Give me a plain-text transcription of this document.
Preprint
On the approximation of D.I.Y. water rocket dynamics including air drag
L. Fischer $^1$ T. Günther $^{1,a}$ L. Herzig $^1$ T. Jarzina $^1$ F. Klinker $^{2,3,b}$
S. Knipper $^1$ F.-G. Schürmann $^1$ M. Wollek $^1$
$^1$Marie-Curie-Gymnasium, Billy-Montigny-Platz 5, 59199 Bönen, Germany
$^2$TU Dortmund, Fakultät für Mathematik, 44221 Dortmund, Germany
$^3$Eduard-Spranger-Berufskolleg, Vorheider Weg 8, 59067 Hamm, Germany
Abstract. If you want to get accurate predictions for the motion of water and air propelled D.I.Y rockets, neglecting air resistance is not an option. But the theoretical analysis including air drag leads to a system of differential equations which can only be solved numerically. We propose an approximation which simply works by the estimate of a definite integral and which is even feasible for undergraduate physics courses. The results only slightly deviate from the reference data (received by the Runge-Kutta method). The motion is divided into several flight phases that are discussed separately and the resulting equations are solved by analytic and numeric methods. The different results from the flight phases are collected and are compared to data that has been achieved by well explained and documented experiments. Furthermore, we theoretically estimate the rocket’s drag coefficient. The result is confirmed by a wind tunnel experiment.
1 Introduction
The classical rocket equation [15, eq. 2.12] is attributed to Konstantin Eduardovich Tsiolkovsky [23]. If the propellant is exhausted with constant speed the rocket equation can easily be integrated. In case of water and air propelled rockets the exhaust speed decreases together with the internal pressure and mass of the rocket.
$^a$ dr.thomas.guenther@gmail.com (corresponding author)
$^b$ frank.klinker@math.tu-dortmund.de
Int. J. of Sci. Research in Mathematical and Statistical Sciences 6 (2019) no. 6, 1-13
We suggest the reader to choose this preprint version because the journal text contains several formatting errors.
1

----

Task requirements: Pull out each line of the listing that holds the string "text".

Response to this exercise:
Give me a plain-text transcription of this document.
We suggest the reader to choose this preprint version because the journal text contains several formatting errors.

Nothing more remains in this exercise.